* **PROBLEMA 1**
Reescribe el fragmento sobre las manifestaciones en España. Empieza en las palabras "La historia de la", termina tras "deja de utilizarlas." y sustituye "marchas" por "protestas".

* **FRAGMENTO PROPORCIONADO**
━━━━━━━━
La historia de la democracia en España no estaría completa sin sus manifestaciones. Las marchas son como los carteles electorales: nadie sabe para qué sirven pero nadie deja de utilizarlas.

En la democracia representativa, en un primer momento cuesta ver el lugar de una manifestación. Aun así, la historia de los 40 años de democracia en España, no estaría completa sin mencionar algunas de sus manifestaciones.Los más viejos del lugar recordarán aquellas que, tras la victoria de Felipe González en 1982, se oponían a las leyes del aborto, la primera ley educativa, o exigían la liberación de Miguel Ángel Blanco; las que, ya con José María Aznaren el gobierno, se oponían a la guerra de Irak, la gestión del asunto del Prestige o expresaban su repulsa y solidaridad frente al atentado del 11-M; o aquellas que, ya con José Luis Rodríguez Zapatero, pedían suspender la negociación del Gobierno con la banda terrorista ETA o se oponían a las reformas en materias como la educación, el aborto o el matrimonio entre personas del mismo sexo. Podemos decir que las manifestaciones son como los carteles electorales en campaña, algo que nadie sabe para qué sirve pero nadie deja de utilizar.

No es de extrañar que en la política-espectáculo las manifestaciones sigan siendo una de las actuaciones estelares del circo político. En un momento en el que el individualismo domina la acción política, en el que los nombres propios sustituyen a las siglas y las plataformas virtuales de recogidas de firmas son la herramienta favorita de los ciudadanos para hacer oír su voz, la política necesita más que nunca este tipo de ceremonias colectivas en las que visibilizar la existencia de un corpus político y en las que sus miembros puedan sentirse acompañados de gente que comparte las mismas ideas u objetivos. Cualquiera que ha participado en una manifestación que no haya sido un auténtico desastre vuelve a su casa con la sensación de ser parte de una comunidad influyente, mayoritario, imparable, de haber pasado a formar parte de la historia.
━━━━━━━━
* **MATERIAL PROPORCIONADO**
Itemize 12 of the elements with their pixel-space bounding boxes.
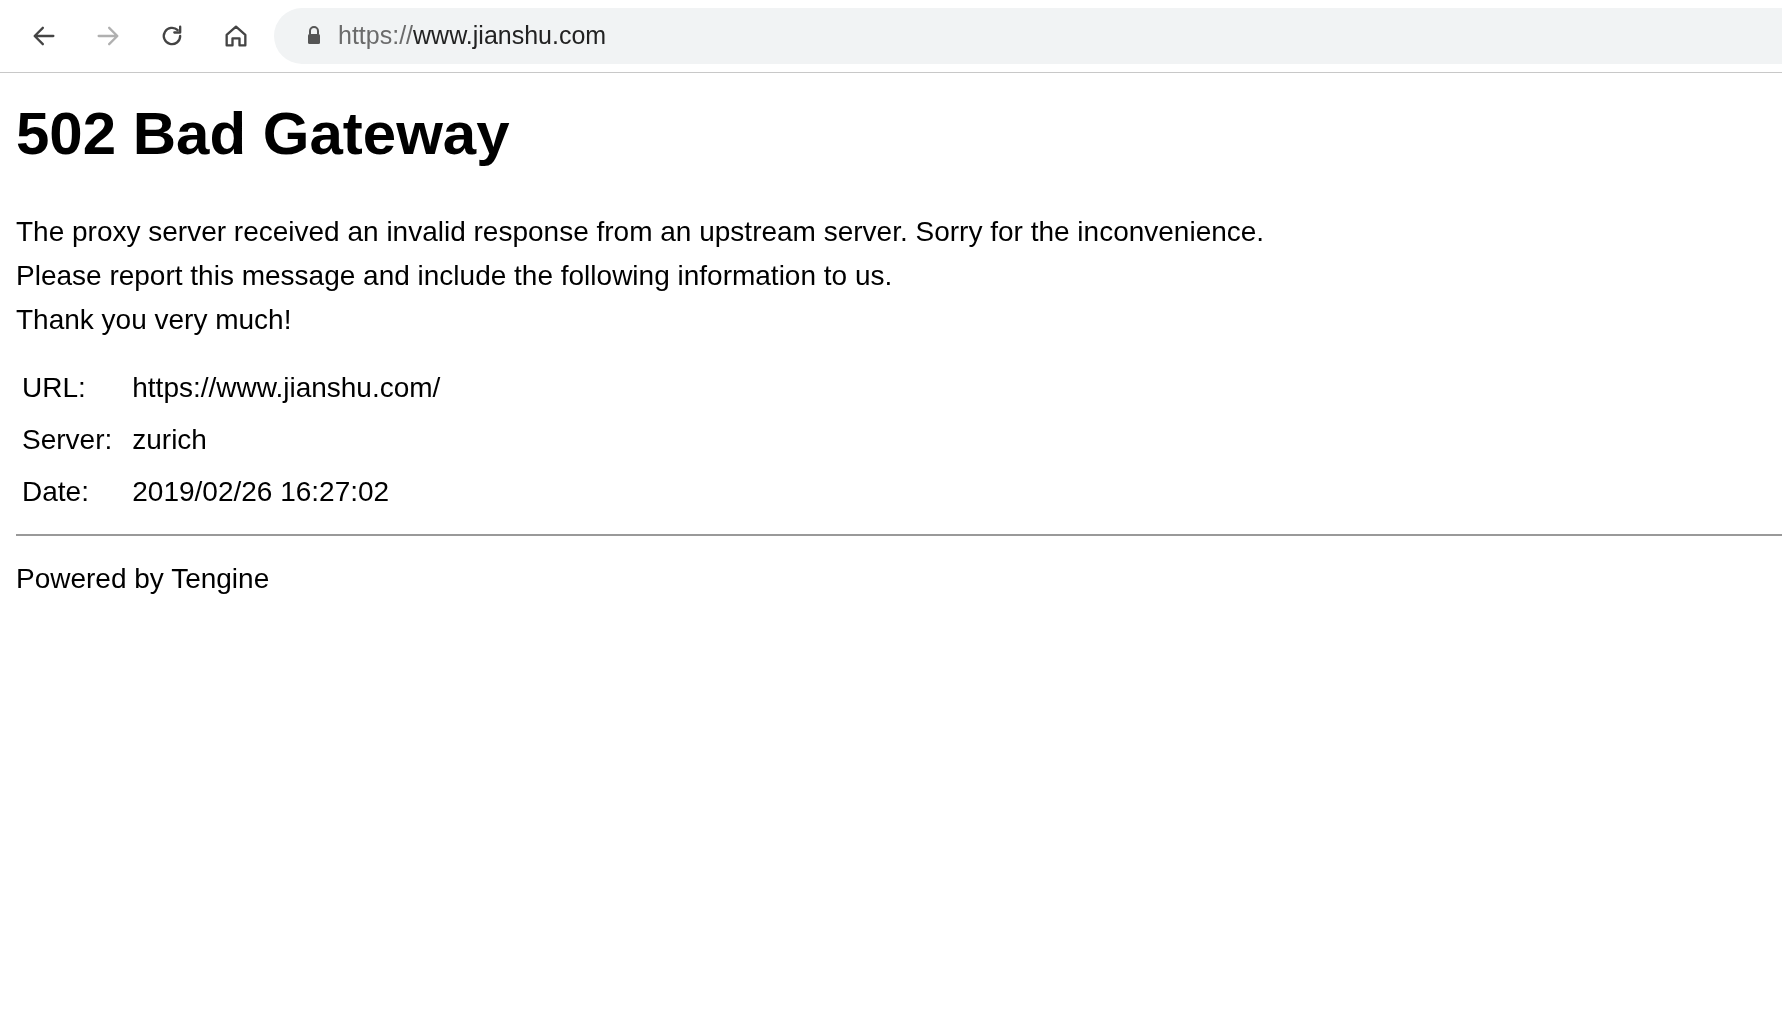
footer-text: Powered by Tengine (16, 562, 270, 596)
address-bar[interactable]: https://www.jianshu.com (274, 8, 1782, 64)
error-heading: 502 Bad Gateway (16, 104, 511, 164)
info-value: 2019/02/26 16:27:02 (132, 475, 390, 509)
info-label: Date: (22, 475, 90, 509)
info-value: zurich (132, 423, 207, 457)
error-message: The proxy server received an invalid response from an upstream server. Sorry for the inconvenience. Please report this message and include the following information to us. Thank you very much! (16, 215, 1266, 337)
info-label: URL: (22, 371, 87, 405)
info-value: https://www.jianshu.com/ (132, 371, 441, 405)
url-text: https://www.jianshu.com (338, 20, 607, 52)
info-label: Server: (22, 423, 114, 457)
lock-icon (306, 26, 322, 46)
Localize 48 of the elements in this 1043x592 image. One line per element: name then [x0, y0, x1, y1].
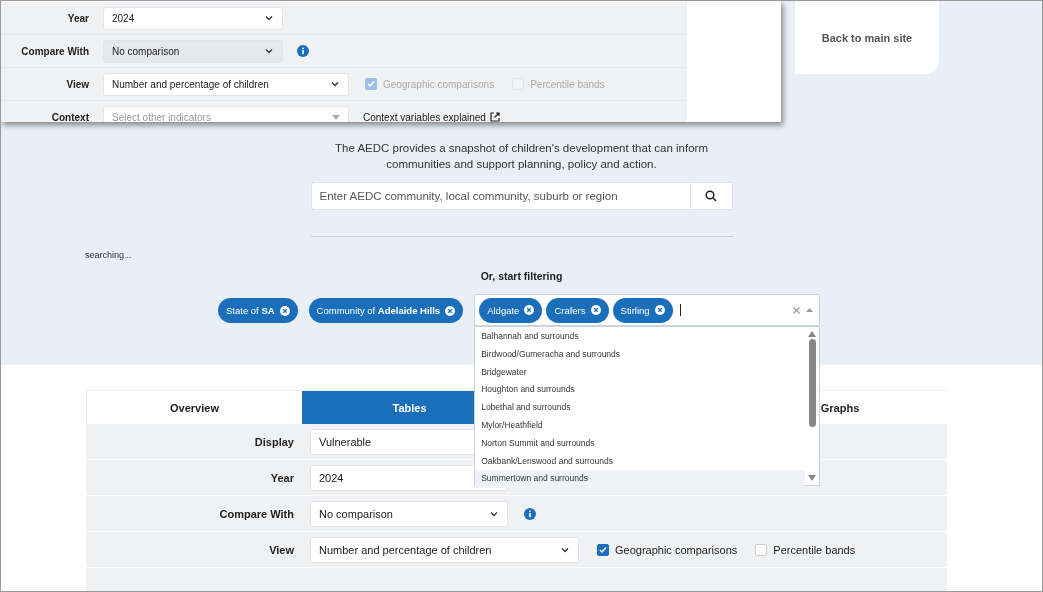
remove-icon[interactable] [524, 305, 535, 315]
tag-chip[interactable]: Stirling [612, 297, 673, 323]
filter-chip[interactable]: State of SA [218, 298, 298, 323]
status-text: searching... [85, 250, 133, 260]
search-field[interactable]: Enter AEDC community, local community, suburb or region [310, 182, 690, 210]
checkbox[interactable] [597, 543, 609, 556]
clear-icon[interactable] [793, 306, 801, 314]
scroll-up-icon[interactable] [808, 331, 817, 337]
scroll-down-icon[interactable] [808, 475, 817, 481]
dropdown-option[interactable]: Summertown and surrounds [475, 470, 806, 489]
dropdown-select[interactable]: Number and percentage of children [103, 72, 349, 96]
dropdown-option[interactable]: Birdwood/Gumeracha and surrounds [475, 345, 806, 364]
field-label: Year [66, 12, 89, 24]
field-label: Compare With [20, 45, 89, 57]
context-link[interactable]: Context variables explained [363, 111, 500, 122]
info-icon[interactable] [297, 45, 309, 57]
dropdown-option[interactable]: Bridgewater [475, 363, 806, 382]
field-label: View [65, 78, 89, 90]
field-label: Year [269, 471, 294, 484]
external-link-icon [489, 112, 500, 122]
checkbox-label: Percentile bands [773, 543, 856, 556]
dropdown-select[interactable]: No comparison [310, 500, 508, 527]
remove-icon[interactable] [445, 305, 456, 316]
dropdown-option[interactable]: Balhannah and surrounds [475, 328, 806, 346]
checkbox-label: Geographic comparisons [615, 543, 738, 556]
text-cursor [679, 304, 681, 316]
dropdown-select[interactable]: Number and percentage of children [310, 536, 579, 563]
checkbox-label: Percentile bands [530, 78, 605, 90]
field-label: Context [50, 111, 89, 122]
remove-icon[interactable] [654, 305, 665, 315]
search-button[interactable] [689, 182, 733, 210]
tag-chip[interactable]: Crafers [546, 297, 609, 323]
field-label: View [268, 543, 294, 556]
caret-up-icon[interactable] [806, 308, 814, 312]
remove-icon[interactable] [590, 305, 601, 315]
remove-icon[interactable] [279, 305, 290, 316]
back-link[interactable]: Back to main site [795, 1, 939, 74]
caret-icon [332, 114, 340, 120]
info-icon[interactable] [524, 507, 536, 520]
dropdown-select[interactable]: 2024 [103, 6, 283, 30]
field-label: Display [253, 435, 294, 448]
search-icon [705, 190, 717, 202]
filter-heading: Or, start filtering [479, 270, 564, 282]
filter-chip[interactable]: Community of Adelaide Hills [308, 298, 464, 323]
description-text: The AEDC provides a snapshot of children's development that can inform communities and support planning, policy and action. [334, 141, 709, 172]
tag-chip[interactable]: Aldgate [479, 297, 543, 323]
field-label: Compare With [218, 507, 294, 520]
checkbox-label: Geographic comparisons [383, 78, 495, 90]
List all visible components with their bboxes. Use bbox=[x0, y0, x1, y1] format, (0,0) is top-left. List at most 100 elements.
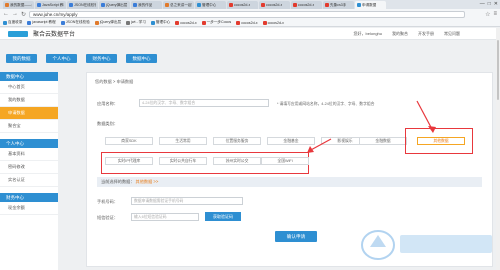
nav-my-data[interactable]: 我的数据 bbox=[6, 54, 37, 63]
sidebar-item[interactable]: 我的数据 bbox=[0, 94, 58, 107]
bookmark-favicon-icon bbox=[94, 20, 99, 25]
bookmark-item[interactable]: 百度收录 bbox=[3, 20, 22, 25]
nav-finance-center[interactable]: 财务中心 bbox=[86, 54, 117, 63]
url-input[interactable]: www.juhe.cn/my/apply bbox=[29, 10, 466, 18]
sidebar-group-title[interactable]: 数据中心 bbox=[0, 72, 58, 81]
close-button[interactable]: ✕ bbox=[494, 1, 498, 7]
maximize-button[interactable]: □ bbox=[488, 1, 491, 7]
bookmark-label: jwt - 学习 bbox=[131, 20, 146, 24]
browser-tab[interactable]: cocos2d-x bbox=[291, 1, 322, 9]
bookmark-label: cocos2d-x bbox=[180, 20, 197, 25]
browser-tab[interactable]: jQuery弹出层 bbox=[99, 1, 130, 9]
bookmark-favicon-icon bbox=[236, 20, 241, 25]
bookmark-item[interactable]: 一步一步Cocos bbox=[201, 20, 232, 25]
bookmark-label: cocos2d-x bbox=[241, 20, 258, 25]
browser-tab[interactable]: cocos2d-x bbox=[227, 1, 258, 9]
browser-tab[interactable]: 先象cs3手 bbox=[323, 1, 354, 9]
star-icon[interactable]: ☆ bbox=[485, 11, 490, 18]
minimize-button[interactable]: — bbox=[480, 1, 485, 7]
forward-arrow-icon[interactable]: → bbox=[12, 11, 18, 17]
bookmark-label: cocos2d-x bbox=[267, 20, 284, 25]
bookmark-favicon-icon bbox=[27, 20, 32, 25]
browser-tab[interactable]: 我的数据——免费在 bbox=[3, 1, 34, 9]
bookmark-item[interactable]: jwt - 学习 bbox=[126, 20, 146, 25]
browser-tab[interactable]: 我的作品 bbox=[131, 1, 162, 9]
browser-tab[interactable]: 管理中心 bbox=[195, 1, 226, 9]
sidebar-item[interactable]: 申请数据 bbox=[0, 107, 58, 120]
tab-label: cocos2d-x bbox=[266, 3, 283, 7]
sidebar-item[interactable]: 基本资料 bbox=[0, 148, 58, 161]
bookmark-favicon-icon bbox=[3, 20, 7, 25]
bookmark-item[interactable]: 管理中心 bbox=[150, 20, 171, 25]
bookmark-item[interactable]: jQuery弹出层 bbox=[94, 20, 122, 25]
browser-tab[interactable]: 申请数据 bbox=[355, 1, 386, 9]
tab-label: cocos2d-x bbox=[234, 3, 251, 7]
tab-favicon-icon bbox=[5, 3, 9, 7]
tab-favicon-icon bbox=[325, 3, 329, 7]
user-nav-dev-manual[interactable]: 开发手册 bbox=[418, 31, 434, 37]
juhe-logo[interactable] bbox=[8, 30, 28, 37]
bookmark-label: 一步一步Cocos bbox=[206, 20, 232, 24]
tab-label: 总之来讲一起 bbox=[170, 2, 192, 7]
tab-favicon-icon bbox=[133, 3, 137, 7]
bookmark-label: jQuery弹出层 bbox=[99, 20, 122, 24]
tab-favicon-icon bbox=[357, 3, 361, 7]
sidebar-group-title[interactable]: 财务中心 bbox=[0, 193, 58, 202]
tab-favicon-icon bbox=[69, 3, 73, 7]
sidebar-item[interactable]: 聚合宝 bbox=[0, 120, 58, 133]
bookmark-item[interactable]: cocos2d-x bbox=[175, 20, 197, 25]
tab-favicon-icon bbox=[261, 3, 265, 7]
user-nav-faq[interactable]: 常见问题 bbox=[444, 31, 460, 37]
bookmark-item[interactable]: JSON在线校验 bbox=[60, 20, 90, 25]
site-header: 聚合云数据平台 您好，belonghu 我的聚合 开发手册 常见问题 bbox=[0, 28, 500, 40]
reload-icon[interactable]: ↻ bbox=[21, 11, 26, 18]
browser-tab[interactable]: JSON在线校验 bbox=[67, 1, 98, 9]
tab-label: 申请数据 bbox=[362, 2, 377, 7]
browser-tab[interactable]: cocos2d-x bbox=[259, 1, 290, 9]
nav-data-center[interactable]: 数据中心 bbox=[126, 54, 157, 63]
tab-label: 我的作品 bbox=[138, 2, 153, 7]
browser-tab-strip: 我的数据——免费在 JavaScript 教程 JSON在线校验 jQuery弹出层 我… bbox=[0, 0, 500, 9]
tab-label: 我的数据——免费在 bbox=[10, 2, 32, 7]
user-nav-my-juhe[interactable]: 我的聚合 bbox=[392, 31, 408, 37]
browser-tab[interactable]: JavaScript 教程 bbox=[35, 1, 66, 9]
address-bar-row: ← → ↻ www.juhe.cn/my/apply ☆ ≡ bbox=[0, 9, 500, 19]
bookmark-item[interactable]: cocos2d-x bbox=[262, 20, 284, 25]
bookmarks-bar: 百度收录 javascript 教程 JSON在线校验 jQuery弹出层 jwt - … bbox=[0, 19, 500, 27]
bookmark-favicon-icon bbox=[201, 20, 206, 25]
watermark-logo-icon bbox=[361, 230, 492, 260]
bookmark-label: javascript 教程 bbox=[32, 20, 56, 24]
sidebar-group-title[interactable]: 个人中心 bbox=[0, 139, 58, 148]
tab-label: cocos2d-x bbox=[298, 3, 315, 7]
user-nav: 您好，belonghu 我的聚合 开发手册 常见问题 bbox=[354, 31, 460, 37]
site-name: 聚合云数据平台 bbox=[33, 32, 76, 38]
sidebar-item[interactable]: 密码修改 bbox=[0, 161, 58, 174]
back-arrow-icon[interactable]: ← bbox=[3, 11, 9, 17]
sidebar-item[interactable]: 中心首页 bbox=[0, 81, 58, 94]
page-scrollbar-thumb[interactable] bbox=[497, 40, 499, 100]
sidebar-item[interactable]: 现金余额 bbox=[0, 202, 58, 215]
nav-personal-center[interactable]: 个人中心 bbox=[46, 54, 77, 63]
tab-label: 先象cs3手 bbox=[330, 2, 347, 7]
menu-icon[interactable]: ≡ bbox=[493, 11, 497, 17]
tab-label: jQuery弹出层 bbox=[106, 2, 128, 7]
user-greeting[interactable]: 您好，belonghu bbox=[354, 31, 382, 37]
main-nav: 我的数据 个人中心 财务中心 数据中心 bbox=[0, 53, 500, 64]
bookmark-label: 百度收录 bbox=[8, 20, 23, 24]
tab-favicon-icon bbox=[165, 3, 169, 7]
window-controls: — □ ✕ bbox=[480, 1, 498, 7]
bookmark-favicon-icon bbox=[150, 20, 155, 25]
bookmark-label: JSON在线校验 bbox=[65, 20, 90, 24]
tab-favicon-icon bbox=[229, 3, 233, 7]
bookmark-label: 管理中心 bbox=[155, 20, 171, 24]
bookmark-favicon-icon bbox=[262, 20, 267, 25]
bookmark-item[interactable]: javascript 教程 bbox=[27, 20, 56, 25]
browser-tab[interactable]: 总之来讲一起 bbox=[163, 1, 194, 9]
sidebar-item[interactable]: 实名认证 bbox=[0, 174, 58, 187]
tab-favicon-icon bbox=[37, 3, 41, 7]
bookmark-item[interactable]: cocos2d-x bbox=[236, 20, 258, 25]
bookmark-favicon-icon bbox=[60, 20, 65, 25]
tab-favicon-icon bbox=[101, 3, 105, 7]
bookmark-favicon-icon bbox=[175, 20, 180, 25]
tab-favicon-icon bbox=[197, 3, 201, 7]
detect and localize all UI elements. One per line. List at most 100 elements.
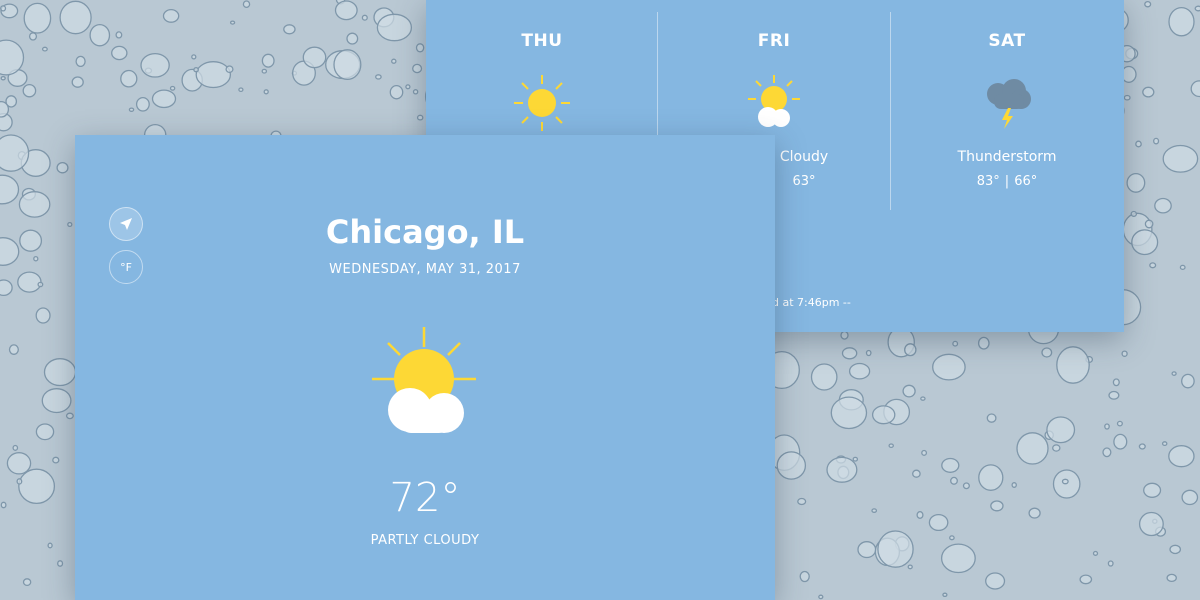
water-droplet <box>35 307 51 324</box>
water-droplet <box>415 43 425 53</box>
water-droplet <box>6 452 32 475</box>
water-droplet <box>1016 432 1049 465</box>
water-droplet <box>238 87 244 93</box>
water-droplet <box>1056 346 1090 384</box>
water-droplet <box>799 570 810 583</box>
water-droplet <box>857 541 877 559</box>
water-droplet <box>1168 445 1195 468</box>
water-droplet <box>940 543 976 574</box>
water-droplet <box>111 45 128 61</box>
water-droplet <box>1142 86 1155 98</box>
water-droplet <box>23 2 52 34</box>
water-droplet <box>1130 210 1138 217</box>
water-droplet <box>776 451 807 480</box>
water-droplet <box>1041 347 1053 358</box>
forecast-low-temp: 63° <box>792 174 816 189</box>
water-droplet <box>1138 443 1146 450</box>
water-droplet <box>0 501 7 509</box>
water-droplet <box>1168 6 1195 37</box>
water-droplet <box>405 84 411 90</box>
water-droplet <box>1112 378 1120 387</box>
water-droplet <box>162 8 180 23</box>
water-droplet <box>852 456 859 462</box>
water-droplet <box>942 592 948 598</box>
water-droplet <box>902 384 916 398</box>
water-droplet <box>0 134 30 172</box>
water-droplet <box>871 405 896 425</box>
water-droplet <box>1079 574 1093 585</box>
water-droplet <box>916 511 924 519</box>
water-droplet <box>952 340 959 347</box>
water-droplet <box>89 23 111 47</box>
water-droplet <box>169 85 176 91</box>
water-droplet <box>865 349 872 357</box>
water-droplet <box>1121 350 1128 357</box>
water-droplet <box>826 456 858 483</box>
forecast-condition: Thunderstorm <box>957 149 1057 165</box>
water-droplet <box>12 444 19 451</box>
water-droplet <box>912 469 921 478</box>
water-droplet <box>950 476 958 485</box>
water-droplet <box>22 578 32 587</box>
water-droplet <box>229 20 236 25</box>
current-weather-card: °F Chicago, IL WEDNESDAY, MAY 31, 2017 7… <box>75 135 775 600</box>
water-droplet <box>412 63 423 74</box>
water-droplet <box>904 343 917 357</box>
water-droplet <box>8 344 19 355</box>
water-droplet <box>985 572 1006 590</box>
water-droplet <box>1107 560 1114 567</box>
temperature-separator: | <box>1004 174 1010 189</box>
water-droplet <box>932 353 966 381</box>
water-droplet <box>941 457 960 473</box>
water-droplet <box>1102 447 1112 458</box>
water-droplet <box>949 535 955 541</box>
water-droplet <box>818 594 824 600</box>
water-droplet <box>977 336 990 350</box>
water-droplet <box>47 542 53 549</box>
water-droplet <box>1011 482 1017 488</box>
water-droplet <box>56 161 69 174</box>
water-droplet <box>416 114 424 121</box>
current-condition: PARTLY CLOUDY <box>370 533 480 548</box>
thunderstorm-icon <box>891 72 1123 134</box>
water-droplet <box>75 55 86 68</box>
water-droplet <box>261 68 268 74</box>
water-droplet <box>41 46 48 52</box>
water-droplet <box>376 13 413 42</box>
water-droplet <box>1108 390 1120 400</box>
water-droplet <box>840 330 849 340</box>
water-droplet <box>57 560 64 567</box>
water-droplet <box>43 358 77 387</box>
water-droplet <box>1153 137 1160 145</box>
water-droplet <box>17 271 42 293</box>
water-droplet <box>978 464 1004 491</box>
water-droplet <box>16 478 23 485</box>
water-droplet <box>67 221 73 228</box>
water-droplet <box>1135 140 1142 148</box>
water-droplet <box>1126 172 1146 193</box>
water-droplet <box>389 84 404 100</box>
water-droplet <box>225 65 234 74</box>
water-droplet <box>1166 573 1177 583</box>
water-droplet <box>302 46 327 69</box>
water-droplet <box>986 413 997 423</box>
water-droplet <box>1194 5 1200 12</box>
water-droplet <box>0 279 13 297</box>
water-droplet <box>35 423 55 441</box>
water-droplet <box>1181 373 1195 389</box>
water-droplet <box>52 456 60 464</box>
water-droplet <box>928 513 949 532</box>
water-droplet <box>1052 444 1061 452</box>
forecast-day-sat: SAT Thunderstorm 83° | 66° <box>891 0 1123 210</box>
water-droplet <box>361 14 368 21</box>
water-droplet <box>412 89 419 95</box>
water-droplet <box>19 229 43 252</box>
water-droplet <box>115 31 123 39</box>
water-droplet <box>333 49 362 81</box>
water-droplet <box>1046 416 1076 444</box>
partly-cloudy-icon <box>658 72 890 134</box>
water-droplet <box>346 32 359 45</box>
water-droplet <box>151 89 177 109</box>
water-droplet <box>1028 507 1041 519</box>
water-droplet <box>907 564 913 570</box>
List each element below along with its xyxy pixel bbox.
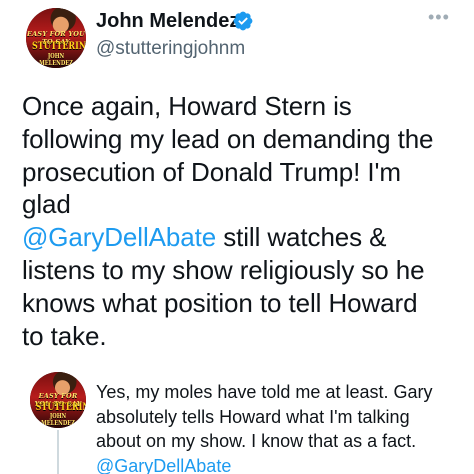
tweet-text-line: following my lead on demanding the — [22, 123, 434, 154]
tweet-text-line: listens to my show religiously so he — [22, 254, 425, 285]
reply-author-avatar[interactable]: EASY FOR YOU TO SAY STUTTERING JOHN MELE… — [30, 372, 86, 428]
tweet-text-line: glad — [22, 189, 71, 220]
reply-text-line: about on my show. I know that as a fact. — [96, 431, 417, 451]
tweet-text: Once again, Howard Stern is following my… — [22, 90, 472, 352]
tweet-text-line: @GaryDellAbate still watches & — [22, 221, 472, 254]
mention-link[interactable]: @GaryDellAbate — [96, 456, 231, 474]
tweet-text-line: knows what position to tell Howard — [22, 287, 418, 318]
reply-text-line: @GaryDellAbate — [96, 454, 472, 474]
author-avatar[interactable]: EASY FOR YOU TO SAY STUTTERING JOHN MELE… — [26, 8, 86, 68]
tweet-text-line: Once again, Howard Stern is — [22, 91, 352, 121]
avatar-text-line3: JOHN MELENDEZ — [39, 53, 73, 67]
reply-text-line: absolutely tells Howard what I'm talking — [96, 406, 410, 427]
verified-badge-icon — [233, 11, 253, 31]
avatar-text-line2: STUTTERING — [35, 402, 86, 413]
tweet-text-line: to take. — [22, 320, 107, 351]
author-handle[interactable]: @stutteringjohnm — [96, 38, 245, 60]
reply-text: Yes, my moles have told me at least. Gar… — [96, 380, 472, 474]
━━━━━━━━
* **PROBLEMA 2**
Copia sin cambios las líneas de los registros desde la que contiene "nav-my-data[interactable]: 我的数据 bbox=[6, 54, 37, 63]" hasta la que contiene "nav-finance-center[interactable]: 财务中心 bbox=[86, 54, 117, 63]", ambas incluidas.

* **RESPUESTA 1**
La historia de la democracia en España no estaría completa sin sus manifestaciones. Las protestas son como los carteles electorales: nadie sabe para qué sirven pero nadie deja de utilizarlas.

* **RESPUESTA 2**
nav-my-data[interactable]: 我的数据 bbox=[6, 54, 37, 63]
sidebar-item[interactable]: 我的数据 bbox=[0, 94, 58, 107]
bookmark-favicon-icon bbox=[94, 20, 99, 25]
bookmark-item[interactable]: 百度收录 bbox=[3, 20, 22, 25]
nav-finance-center[interactable]: 财务中心 bbox=[86, 54, 117, 63]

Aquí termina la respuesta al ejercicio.